--- START OF THE DATA ---
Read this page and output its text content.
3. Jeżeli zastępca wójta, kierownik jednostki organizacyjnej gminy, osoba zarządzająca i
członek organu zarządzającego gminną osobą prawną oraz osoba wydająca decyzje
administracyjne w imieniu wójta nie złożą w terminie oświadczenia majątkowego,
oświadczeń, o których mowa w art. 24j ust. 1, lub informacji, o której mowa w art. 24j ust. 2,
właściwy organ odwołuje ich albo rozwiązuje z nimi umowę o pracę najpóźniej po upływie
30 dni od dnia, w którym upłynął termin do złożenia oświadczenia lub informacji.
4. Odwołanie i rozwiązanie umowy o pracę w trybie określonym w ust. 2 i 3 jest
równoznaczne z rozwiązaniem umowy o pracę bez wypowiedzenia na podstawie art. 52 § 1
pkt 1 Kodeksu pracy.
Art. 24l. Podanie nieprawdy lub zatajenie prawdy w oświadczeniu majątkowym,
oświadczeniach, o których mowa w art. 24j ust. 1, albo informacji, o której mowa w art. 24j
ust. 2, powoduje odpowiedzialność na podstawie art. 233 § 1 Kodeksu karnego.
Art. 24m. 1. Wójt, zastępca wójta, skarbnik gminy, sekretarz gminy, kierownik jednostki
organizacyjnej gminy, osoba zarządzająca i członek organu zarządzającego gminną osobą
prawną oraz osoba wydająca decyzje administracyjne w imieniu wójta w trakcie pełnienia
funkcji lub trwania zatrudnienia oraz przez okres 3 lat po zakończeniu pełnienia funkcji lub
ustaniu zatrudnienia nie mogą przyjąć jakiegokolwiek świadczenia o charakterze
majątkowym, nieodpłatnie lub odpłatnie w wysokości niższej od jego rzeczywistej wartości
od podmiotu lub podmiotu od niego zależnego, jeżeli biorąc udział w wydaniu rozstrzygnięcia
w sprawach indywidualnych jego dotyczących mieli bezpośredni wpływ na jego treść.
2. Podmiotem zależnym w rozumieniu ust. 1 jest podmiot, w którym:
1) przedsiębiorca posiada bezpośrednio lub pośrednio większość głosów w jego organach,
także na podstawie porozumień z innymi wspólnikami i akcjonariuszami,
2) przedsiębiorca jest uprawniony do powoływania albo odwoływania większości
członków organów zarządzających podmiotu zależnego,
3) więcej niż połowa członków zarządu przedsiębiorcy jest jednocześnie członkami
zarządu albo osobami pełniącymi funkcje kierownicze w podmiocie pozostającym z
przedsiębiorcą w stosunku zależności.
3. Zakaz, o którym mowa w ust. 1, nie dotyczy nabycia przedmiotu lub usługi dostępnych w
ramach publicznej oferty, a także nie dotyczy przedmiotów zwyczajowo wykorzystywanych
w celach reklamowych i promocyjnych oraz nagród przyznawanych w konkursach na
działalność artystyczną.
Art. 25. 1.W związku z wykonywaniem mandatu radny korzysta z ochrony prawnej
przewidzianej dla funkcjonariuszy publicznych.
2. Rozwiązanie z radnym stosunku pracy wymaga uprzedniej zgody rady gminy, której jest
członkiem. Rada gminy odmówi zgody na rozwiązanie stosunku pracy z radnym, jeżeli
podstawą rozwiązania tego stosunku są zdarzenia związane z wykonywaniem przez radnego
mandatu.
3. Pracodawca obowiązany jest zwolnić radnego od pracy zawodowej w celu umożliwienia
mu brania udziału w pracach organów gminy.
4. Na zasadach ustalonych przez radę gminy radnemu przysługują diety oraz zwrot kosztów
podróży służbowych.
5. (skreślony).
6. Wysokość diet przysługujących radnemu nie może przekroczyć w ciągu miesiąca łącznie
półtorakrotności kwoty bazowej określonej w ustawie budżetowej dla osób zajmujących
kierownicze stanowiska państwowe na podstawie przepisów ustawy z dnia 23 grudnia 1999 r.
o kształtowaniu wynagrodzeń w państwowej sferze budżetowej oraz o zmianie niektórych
--- END OF THE DATA ---
■ WHAT IS EXPECTED ■
Pull out every line of the records that includes the string "zarządu".

■ OUTPUT FOR THIS EXERCISE ■
3) więcej niż połowa członków zarządu przedsiębiorcy jest jednocześnie członkami
zarządu albo osobami pełniącymi funkcje kierownicze w podmiocie pozostającym z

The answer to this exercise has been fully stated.